--- Work instruction ---
I need each line of the entries below that includes the string "trọng".

--- Entries shown ---
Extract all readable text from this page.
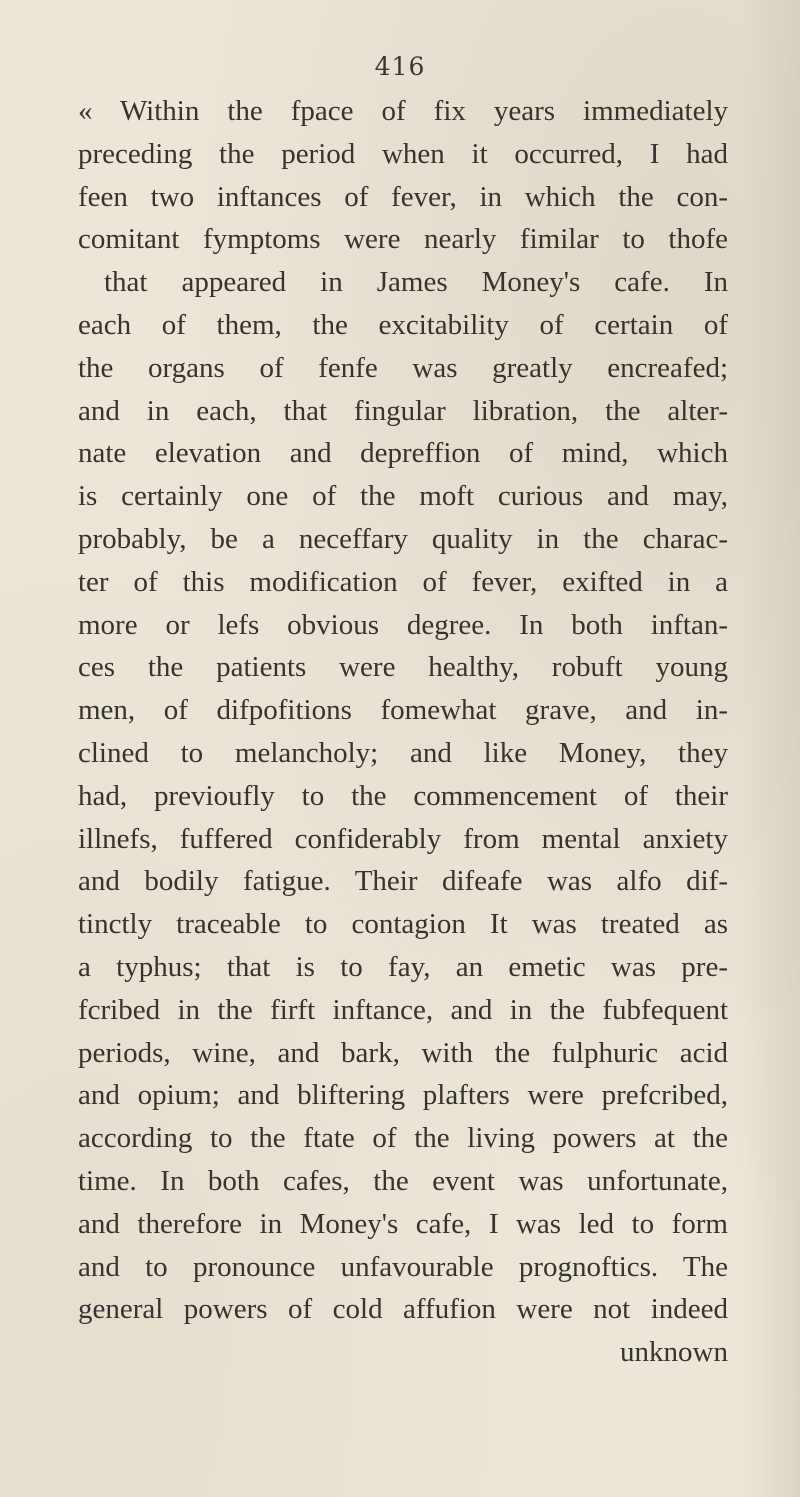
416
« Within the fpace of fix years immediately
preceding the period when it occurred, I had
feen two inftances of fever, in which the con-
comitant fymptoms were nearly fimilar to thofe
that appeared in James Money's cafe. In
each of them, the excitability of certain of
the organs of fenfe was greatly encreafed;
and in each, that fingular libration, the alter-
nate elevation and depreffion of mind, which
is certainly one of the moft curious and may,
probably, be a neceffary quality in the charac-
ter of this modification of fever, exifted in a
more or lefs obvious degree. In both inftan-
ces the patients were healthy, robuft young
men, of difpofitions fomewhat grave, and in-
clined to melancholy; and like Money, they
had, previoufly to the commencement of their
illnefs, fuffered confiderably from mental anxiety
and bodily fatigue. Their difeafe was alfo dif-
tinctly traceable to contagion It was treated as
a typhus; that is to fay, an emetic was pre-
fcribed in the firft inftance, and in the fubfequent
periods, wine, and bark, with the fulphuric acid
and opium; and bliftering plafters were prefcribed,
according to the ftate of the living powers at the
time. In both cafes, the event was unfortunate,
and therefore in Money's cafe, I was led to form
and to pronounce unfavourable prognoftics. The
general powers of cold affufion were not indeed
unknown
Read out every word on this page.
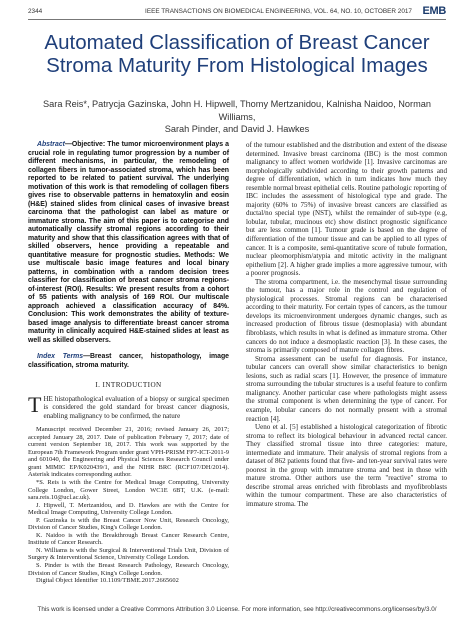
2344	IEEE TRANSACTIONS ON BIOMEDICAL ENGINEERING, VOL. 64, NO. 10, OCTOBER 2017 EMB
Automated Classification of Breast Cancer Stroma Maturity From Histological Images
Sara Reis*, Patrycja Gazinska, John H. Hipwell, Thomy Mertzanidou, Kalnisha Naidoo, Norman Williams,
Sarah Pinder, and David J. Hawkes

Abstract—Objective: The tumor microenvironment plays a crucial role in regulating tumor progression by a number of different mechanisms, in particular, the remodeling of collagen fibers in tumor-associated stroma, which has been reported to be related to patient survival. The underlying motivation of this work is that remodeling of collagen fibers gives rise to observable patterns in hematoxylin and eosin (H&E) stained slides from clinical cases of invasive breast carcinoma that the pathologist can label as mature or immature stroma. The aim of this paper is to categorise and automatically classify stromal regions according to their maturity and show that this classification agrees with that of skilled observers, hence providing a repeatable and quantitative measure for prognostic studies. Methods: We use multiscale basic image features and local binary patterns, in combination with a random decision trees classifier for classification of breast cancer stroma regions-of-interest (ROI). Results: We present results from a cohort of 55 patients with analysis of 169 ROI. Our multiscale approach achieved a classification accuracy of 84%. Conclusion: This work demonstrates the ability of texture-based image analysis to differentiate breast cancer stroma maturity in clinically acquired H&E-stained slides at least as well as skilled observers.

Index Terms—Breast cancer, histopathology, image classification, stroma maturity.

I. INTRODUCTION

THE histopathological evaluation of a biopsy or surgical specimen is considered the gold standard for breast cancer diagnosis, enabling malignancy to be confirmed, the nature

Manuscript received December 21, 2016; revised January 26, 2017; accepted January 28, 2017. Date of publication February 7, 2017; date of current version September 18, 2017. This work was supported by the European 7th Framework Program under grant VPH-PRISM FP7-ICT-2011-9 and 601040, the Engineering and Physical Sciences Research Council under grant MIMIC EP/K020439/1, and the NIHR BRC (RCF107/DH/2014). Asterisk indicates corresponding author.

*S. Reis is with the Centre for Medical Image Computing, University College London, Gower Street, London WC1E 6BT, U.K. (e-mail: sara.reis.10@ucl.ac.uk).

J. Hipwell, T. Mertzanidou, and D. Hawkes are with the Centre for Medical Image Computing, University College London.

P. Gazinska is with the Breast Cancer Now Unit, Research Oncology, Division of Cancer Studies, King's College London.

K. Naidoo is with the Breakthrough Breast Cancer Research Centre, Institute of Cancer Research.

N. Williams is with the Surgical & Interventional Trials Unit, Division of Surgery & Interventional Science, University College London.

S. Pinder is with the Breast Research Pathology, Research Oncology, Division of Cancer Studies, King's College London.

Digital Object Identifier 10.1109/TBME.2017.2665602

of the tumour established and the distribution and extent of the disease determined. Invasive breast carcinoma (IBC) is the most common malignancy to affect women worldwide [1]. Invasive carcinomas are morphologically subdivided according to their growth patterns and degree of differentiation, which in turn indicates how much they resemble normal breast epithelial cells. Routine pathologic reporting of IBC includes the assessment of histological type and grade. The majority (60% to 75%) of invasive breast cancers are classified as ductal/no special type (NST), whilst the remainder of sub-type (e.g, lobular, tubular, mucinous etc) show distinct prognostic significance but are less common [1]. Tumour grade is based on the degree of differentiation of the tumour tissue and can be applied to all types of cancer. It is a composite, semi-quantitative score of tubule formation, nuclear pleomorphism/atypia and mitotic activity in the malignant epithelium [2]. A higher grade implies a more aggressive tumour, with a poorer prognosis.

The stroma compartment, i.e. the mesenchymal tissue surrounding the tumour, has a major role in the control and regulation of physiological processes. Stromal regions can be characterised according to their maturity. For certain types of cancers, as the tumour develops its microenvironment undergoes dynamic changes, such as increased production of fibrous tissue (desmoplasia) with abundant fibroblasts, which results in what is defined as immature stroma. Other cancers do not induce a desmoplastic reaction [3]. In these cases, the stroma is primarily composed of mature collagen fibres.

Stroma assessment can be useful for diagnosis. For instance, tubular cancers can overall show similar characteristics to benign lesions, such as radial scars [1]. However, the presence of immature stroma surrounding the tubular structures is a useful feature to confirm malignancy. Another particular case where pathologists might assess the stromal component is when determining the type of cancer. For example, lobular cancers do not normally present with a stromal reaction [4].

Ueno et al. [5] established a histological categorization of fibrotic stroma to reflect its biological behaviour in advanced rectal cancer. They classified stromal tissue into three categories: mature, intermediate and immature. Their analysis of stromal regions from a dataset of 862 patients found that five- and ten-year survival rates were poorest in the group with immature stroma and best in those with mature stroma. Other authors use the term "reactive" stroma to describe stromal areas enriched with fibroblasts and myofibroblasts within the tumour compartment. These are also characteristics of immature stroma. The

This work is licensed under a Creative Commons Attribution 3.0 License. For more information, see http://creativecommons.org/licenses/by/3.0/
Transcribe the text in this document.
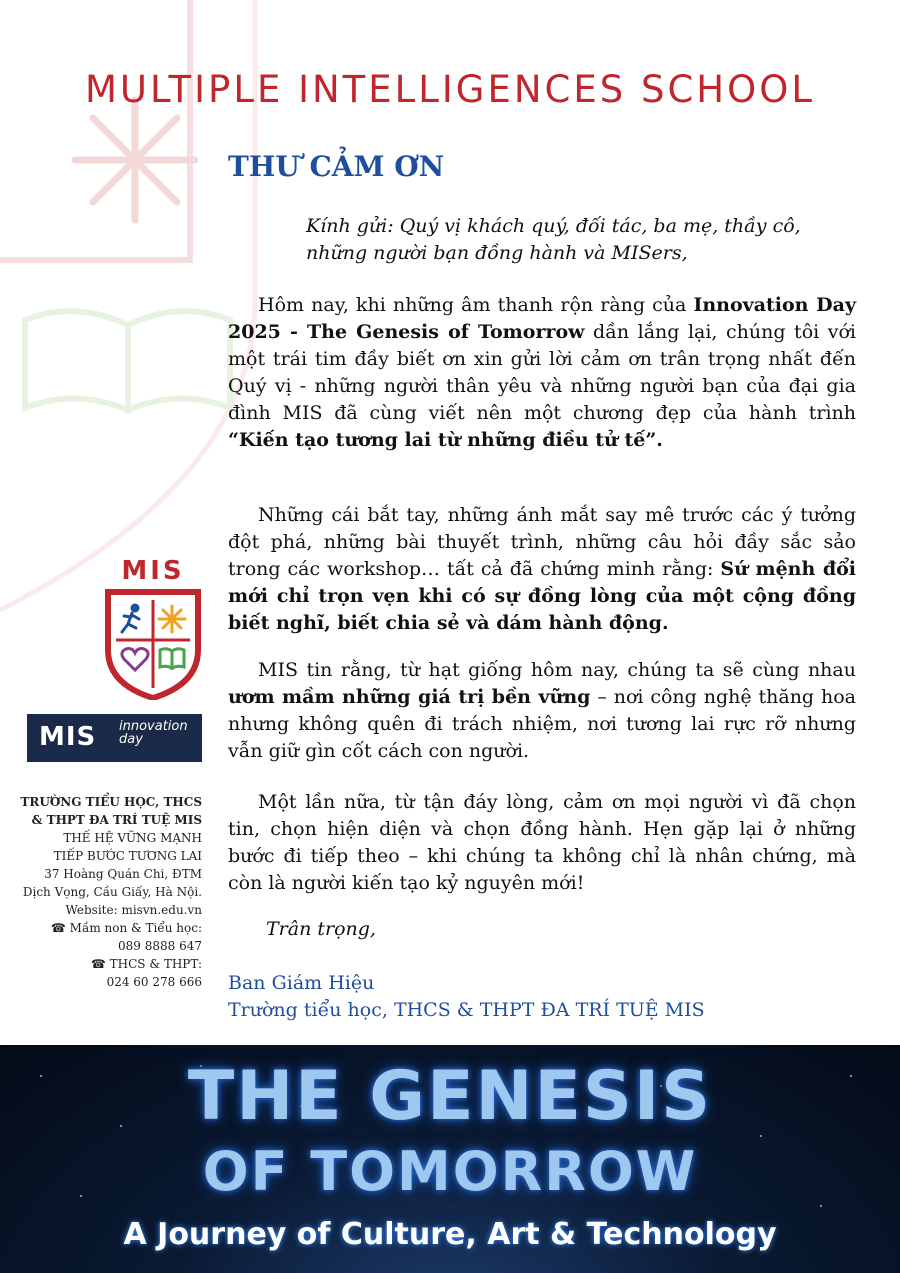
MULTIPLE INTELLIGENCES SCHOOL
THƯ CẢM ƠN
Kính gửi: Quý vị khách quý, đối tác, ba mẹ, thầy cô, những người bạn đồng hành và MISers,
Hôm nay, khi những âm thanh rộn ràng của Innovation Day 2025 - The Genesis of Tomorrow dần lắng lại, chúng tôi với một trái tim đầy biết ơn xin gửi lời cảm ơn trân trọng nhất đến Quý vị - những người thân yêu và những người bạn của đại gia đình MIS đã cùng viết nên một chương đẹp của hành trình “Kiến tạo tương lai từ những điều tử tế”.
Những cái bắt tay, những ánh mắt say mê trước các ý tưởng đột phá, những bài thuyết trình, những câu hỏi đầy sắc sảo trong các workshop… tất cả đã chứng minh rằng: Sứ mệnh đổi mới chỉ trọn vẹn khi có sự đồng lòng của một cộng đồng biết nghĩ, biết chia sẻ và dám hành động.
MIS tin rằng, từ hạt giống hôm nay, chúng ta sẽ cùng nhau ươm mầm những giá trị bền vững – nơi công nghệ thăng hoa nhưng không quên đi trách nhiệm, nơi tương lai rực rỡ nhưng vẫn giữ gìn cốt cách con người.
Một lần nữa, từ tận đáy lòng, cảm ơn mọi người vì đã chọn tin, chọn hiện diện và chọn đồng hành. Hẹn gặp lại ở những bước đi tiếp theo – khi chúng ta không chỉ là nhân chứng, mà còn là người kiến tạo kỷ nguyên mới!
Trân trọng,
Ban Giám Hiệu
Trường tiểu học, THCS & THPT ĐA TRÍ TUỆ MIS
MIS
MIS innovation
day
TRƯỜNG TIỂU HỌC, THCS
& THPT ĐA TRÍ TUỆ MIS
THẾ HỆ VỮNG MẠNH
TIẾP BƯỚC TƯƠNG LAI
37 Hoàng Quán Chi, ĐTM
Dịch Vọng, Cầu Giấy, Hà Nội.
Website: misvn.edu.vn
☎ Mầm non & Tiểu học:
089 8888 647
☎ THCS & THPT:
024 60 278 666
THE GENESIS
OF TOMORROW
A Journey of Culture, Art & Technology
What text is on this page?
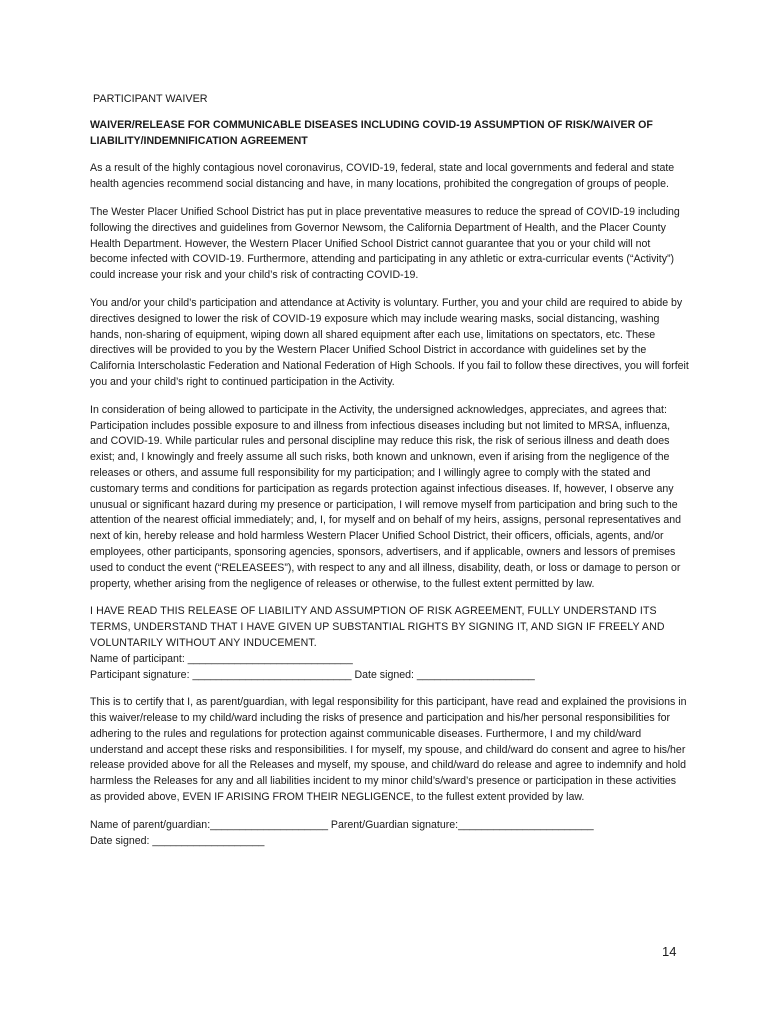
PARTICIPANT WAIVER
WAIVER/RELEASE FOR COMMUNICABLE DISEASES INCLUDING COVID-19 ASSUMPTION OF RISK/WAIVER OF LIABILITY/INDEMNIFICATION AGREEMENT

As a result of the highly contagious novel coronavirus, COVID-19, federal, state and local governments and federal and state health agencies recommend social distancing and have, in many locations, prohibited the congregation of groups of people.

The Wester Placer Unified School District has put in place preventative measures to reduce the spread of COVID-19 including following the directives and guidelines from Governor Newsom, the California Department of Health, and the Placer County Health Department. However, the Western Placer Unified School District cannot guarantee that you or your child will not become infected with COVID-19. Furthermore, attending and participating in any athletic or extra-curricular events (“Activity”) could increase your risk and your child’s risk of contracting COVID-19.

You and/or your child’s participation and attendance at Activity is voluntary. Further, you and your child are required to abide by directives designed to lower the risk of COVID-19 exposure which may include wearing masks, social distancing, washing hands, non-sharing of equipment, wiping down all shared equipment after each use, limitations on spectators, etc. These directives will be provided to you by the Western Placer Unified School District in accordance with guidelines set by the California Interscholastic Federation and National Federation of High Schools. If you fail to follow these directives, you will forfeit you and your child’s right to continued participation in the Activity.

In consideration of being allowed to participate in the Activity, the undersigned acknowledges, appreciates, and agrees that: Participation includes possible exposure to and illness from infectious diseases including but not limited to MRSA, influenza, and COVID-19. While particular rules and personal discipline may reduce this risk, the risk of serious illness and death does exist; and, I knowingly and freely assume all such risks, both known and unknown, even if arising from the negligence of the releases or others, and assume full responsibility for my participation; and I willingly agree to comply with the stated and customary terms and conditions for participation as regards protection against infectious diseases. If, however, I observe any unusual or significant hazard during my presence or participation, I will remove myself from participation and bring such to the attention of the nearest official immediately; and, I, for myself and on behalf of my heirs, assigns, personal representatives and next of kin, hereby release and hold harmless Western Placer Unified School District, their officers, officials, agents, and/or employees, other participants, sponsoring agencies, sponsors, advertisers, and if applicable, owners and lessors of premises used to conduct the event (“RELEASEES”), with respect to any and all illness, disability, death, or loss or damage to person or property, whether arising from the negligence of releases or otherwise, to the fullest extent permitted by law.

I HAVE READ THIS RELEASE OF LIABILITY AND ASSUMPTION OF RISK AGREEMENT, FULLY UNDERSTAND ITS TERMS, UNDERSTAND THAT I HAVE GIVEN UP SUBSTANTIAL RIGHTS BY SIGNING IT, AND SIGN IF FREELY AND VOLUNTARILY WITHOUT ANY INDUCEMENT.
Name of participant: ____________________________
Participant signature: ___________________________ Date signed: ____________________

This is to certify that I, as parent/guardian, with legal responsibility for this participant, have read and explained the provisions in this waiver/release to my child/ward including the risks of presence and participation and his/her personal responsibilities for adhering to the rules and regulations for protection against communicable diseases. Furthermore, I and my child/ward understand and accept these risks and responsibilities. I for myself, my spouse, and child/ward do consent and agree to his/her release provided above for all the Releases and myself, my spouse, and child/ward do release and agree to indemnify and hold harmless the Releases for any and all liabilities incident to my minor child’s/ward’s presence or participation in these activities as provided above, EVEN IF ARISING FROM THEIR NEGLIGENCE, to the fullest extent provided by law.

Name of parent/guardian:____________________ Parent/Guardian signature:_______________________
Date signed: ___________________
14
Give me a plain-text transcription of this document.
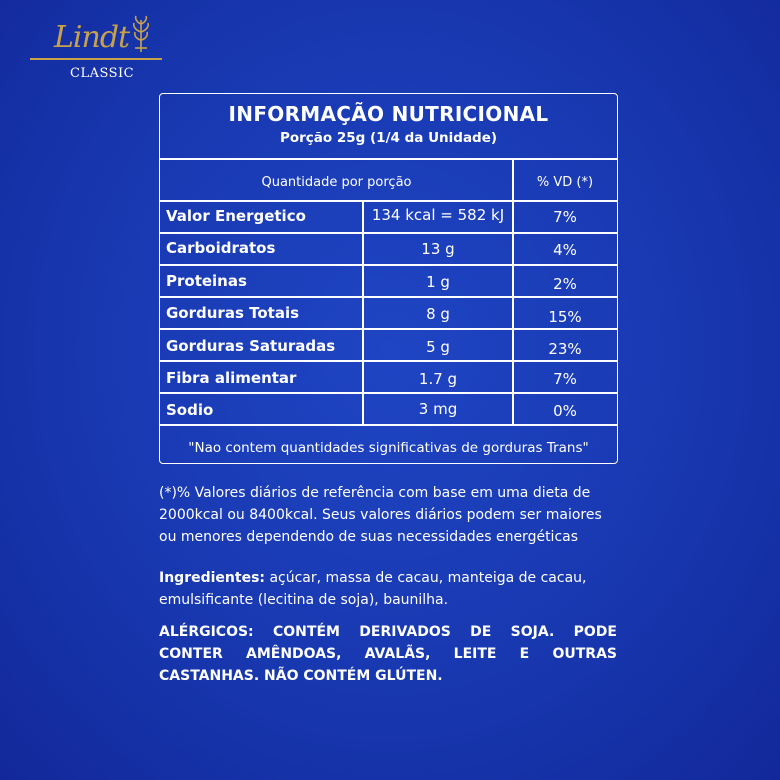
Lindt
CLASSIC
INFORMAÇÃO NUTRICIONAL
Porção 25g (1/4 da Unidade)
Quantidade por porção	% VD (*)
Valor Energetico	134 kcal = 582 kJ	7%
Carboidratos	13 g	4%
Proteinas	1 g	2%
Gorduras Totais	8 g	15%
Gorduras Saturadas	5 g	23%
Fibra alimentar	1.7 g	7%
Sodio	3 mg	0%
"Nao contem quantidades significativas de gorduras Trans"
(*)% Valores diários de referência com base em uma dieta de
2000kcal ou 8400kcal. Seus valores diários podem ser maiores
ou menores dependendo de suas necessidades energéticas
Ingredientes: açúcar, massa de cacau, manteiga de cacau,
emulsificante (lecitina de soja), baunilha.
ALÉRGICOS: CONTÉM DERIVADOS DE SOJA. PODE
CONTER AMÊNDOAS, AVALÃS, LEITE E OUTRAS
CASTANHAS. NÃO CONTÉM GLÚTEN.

--- Answer space ---
Hôm nay, khi những âm thanh rộn ràng của Innovation Day 2025 - The Genesis of Tomorrow dần lắng lại, chúng tôi với một trái tim đầy biết ơn xin gửi lời cảm ơn trân trọng nhất đến Quý vị - những người thân yêu và những người bạn của đại gia đình MIS đã cùng viết nên một chương đẹp của hành trình “Kiến tạo tương lai từ những điều tử tế”.
Trân trọng,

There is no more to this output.